** Exercise aim **
Pictures stay out of the copy; set down each line of the listing below exactly.

----- Source records

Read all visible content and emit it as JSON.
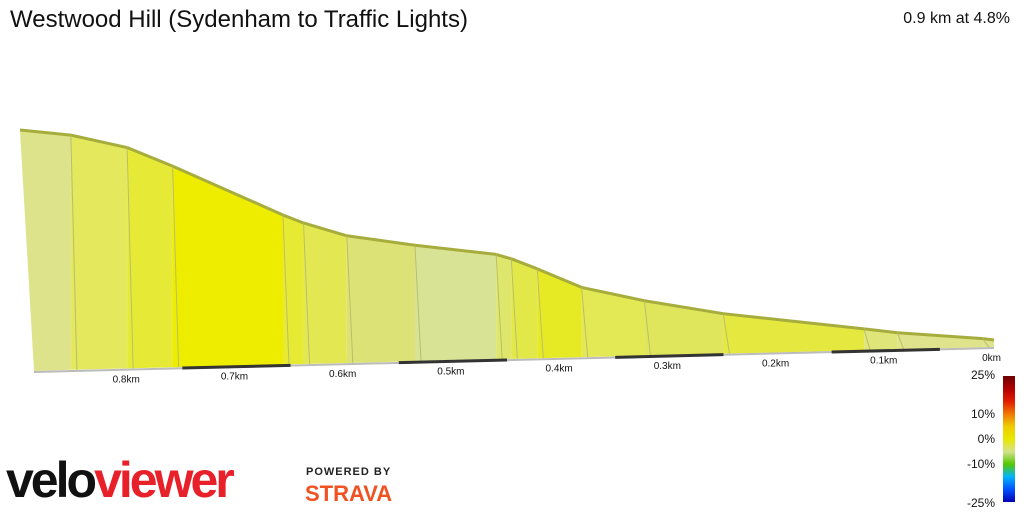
{
  "header": {
    "title": "Westwood Hill (Sydenham to Traffic Lights)",
    "summary": "0.9 km at 4.8%"
  },
  "branding": {
    "logo_part1": "velo",
    "logo_part2": "viewer",
    "powered_by": "POWERED BY",
    "strava": "STRAVA"
  },
  "chart_data": {
    "type": "area",
    "title": "Westwood Hill (Sydenham to Traffic Lights)",
    "subtitle": "0.9 km at 4.8%",
    "x_direction": "reversed",
    "x_unit": "km",
    "xlim": [
      0,
      0.9
    ],
    "distance_ticks": [
      {
        "km": 0.8,
        "label": "0.8km"
      },
      {
        "km": 0.7,
        "label": "0.7km"
      },
      {
        "km": 0.6,
        "label": "0.6km"
      },
      {
        "km": 0.5,
        "label": "0.5km"
      },
      {
        "km": 0.4,
        "label": "0.4km"
      },
      {
        "km": 0.3,
        "label": "0.3km"
      },
      {
        "km": 0.2,
        "label": "0.2km"
      },
      {
        "km": 0.1,
        "label": "0.1km"
      },
      {
        "km": 0.0,
        "label": "0km"
      }
    ],
    "profile": [
      {
        "km": 0.9,
        "elev": 43.0
      },
      {
        "km": 0.853,
        "elev": 41.8
      },
      {
        "km": 0.801,
        "elev": 39.2
      },
      {
        "km": 0.759,
        "elev": 35.5
      },
      {
        "km": 0.657,
        "elev": 25.8
      },
      {
        "km": 0.638,
        "elev": 24.2
      },
      {
        "km": 0.598,
        "elev": 21.6
      },
      {
        "km": 0.535,
        "elev": 19.5
      },
      {
        "km": 0.46,
        "elev": 17.4
      },
      {
        "km": 0.446,
        "elev": 16.5
      },
      {
        "km": 0.422,
        "elev": 14.5
      },
      {
        "km": 0.381,
        "elev": 10.8
      },
      {
        "km": 0.323,
        "elev": 8.0
      },
      {
        "km": 0.25,
        "elev": 5.2
      },
      {
        "km": 0.12,
        "elev": 1.7
      },
      {
        "km": 0.089,
        "elev": 0.8
      },
      {
        "km": 0.01,
        "elev": -0.7
      },
      {
        "km": 0.0,
        "elev": -1.0
      }
    ],
    "segment_colors": [
      "#dde38a",
      "#e3e85c",
      "#e6ea37",
      "#eeed00",
      "#e6ea33",
      "#e3e852",
      "#dde276",
      "#d9e396",
      "#dfe66c",
      "#e3e849",
      "#e6ea24",
      "#e3e855",
      "#e0e65c",
      "#e5e93f",
      "#e0e57a",
      "#dfe38b",
      "#e0e48e"
    ],
    "gradient_legend": {
      "labels": [
        "25%",
        "10%",
        "0%",
        "-10%",
        "-25%"
      ],
      "values": [
        25,
        10,
        0,
        -10,
        -25
      ],
      "colors": [
        "#6e0000",
        "#b00000",
        "#e11b00",
        "#f07800",
        "#eecc00",
        "#e8e800",
        "#d4e28c",
        "#55c800",
        "#00b4ff",
        "#0050ff",
        "#0000b4"
      ]
    }
  }
}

----------

** Exercise response **
Read all visible content and emit it as JSON.
{
  "header": {
    "title": "Westwood Hill (Sydenham to Traffic Lights)",
    "summary": "0.9 km at 4.8%"
  },
  "branding": {
    "logo_part1": "velo",
    "logo_part2": "viewer",
    "powered_by": "POWERED BY",
    "strava": "STRAVA"
  },
  "chart_data": {
    "type": "area",
    "title": "Westwood Hill (Sydenham to Traffic Lights)",
    "subtitle": "0.9 km at 4.8%",
    "x_direction": "reversed",
    "x_unit": "km",
    "xlim": [
      0,
      0.9
    ],
    "distance_ticks": [
      {
        "km": 0.8,
        "label": "0.8km"
      },
      {
        "km": 0.7,
        "label": "0.7km"
      },
      {
        "km": 0.6,
        "label": "0.6km"
      },
      {
        "km": 0.5,
        "label": "0.5km"
      },
      {
        "km": 0.4,
        "label": "0.4km"
      },
      {
        "km": 0.3,
        "label": "0.3km"
      },
      {
        "km": 0.2,
        "label": "0.2km"
      },
      {
        "km": 0.1,
        "label": "0.1km"
      },
      {
        "km": 0.0,
        "label": "0km"
      }
    ],
    "profile": [
      {
        "km": 0.9,
        "elev": 43.0
      },
      {
        "km": 0.853,
        "elev": 41.8
      },
      {
        "km": 0.801,
        "elev": 39.2
      },
      {
        "km": 0.759,
        "elev": 35.5
      },
      {
        "km": 0.657,
        "elev": 25.8
      },
      {
        "km": 0.638,
        "elev": 24.2
      },
      {
        "km": 0.598,
        "elev": 21.6
      },
      {
        "km": 0.535,
        "elev": 19.5
      },
      {
        "km": 0.46,
        "elev": 17.4
      },
      {
        "km": 0.446,
        "elev": 16.5
      },
      {
        "km": 0.422,
        "elev": 14.5
      },
      {
        "km": 0.381,
        "elev": 10.8
      },
      {
        "km": 0.323,
        "elev": 8.0
      },
      {
        "km": 0.25,
        "elev": 5.2
      },
      {
        "km": 0.12,
        "elev": 1.7
      },
      {
        "km": 0.089,
        "elev": 0.8
      },
      {
        "km": 0.01,
        "elev": -0.7
      },
      {
        "km": 0.0,
        "elev": -1.0
      }
    ],
    "segment_colors": [
      "#dde38a",
      "#e3e85c",
      "#e6ea37",
      "#eeed00",
      "#e6ea33",
      "#e3e852",
      "#dde276",
      "#d9e396",
      "#dfe66c",
      "#e3e849",
      "#e6ea24",
      "#e3e855",
      "#e0e65c",
      "#e5e93f",
      "#e0e57a",
      "#dfe38b",
      "#e0e48e"
    ],
    "gradient_legend": {
      "labels": [
        "25%",
        "10%",
        "0%",
        "-10%",
        "-25%"
      ],
      "values": [
        25,
        10,
        0,
        -10,
        -25
      ],
      "colors": [
        "#6e0000",
        "#b00000",
        "#e11b00",
        "#f07800",
        "#eecc00",
        "#e8e800",
        "#d4e28c",
        "#55c800",
        "#00b4ff",
        "#0050ff",
        "#0000b4"
      ]
    }
  }
}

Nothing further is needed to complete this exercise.